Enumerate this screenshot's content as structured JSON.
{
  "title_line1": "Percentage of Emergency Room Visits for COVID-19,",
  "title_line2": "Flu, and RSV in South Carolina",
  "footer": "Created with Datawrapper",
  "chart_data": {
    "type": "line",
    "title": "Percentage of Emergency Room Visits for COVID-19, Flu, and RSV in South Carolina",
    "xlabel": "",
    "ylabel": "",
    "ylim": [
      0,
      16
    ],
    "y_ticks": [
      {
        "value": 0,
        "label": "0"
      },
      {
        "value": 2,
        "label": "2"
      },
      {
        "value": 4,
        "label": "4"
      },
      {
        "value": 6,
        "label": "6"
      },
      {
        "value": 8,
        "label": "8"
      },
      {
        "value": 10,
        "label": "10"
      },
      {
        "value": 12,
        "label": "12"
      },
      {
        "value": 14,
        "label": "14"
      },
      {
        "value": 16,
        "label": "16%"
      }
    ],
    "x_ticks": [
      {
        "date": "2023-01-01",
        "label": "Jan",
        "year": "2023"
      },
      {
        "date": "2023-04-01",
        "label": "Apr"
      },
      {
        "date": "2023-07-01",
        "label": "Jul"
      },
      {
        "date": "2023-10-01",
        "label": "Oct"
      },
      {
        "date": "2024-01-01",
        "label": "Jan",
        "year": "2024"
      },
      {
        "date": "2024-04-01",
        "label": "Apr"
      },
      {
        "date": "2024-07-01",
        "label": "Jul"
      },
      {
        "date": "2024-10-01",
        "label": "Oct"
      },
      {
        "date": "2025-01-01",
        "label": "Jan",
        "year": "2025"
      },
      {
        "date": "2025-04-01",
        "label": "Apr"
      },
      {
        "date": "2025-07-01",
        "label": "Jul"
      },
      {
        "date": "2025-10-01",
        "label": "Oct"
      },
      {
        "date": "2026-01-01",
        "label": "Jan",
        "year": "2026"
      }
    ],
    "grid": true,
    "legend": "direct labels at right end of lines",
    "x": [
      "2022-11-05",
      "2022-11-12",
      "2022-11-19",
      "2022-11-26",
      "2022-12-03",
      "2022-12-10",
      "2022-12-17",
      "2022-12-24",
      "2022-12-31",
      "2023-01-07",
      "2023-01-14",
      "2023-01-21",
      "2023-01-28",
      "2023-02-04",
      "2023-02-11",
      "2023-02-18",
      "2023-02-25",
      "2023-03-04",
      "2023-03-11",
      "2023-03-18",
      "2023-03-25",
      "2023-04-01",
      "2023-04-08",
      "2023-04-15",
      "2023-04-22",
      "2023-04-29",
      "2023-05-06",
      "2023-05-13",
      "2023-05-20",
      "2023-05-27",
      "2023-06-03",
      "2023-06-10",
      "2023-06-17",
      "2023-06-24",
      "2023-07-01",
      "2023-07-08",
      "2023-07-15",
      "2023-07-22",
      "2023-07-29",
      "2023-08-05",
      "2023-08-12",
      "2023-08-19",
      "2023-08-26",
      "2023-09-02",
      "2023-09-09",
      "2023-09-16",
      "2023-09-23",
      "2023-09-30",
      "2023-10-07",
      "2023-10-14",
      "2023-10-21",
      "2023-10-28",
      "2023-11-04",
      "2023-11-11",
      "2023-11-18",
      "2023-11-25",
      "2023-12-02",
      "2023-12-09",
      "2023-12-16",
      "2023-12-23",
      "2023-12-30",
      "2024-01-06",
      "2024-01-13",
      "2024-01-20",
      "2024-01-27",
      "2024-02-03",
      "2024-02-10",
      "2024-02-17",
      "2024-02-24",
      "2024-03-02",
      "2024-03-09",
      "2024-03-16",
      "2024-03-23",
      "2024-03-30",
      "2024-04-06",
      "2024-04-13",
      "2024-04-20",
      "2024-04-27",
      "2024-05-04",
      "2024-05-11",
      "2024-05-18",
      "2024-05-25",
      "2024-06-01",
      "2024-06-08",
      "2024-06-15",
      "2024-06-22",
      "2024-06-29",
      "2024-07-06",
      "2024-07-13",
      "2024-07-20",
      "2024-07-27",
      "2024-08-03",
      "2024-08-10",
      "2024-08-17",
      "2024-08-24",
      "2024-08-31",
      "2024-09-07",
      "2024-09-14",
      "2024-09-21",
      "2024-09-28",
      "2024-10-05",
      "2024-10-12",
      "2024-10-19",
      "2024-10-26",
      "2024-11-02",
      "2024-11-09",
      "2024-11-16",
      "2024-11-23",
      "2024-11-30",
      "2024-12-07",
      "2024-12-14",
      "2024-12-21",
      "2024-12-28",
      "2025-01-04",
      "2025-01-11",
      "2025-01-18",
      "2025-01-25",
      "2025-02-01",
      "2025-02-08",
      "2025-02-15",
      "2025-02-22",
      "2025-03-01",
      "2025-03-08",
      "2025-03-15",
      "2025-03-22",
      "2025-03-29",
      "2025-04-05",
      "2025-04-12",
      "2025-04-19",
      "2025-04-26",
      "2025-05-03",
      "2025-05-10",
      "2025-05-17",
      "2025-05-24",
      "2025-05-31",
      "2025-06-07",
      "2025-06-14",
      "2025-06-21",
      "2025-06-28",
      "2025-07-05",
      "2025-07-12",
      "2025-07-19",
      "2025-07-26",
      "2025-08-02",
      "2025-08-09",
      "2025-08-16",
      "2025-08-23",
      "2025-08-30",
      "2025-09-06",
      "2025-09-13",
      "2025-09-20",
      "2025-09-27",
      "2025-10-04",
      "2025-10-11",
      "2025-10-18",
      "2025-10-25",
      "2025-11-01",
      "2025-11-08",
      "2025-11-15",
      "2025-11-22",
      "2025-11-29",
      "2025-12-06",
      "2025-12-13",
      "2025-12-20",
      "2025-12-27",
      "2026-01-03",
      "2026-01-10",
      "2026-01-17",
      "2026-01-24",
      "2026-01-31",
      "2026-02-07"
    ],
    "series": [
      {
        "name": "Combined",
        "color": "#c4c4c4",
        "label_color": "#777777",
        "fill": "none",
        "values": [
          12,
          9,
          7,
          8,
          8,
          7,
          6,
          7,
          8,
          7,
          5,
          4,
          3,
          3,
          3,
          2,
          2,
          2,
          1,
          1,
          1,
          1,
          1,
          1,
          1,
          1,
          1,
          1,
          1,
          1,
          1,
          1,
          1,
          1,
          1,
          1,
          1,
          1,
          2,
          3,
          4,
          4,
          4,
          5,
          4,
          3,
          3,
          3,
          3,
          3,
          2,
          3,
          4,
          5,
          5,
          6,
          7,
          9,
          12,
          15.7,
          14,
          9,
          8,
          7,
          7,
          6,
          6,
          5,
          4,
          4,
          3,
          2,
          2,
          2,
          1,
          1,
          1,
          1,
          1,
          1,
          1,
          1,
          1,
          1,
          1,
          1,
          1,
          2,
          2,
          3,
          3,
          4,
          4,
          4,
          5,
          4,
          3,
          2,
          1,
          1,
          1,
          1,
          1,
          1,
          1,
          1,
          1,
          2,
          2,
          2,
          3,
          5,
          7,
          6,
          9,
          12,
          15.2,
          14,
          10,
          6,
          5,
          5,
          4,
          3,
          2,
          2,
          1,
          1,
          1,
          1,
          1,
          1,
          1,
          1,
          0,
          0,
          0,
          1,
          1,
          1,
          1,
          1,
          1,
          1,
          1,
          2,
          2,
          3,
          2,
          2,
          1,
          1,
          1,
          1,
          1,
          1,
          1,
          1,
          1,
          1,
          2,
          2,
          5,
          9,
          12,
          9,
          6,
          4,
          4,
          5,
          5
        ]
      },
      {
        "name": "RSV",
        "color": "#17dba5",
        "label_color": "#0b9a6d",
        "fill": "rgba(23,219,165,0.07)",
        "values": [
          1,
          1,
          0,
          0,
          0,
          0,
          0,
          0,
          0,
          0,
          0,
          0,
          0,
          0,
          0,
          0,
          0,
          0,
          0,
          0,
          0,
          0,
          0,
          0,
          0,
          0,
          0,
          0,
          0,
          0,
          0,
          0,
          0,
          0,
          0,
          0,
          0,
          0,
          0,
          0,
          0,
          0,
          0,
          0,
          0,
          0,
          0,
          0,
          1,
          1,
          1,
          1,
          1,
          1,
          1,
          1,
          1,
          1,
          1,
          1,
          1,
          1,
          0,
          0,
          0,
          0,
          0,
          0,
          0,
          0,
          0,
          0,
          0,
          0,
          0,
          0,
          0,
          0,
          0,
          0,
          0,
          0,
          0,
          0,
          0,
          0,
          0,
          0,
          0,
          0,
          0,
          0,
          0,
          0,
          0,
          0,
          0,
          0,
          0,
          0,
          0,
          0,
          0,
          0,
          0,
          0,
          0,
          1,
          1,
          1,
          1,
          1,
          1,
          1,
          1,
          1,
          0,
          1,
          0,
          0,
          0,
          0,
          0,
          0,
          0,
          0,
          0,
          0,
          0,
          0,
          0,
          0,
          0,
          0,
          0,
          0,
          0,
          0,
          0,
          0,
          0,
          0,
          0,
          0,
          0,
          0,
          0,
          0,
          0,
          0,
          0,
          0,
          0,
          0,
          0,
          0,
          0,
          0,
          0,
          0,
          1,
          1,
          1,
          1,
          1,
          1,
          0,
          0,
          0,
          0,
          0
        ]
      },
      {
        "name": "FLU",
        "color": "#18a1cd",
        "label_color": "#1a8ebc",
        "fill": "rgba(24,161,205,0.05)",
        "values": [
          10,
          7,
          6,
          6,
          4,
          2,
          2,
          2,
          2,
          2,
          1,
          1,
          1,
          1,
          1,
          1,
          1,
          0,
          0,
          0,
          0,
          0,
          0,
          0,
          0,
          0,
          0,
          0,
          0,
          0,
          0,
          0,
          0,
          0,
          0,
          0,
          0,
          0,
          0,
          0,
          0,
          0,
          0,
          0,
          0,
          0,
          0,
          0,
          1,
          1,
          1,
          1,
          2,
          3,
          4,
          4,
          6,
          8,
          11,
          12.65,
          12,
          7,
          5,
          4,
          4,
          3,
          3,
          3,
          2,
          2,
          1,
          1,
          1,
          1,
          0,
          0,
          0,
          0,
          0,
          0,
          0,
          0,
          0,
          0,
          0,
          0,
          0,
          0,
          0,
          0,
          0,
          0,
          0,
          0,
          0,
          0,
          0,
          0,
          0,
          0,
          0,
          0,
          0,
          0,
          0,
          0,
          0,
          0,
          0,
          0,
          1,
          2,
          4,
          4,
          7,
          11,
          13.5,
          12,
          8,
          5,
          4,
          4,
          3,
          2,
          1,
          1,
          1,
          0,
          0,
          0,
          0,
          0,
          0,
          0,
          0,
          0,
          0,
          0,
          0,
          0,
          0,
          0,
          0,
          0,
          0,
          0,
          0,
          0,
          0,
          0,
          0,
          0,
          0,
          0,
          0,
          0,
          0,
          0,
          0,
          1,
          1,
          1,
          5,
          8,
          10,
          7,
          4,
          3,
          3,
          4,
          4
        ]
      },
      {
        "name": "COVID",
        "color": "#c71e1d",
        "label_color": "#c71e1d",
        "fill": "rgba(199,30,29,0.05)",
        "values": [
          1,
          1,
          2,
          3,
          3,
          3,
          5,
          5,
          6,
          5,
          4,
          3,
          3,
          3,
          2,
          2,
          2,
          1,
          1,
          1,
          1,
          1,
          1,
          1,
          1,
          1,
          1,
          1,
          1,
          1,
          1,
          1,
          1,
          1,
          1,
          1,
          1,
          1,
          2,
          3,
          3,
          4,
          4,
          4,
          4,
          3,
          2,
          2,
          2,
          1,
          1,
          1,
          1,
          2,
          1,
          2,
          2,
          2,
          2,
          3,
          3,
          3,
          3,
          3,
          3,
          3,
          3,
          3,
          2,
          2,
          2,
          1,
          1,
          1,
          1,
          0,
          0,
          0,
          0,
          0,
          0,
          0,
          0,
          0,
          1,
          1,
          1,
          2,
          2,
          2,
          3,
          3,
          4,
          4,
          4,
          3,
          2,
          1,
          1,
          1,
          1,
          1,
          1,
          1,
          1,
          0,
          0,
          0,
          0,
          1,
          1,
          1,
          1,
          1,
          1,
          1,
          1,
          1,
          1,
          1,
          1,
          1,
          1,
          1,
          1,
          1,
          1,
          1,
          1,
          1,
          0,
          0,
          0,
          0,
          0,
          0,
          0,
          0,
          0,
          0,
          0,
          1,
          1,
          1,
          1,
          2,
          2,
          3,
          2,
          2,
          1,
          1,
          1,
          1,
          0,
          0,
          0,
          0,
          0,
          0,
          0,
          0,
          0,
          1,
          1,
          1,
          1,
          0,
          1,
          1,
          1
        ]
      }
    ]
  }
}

━━━

*WRITTEN TASK:*
Copy all lines from the listing that contain "South".

*SOLUTION TO THE PROBLEM:*
  "title_line2": "Flu, and RSV in South Carolina",
    "title": "Percentage of Emergency Room Visits for COVID-19, Flu, and RSV in South Carolina",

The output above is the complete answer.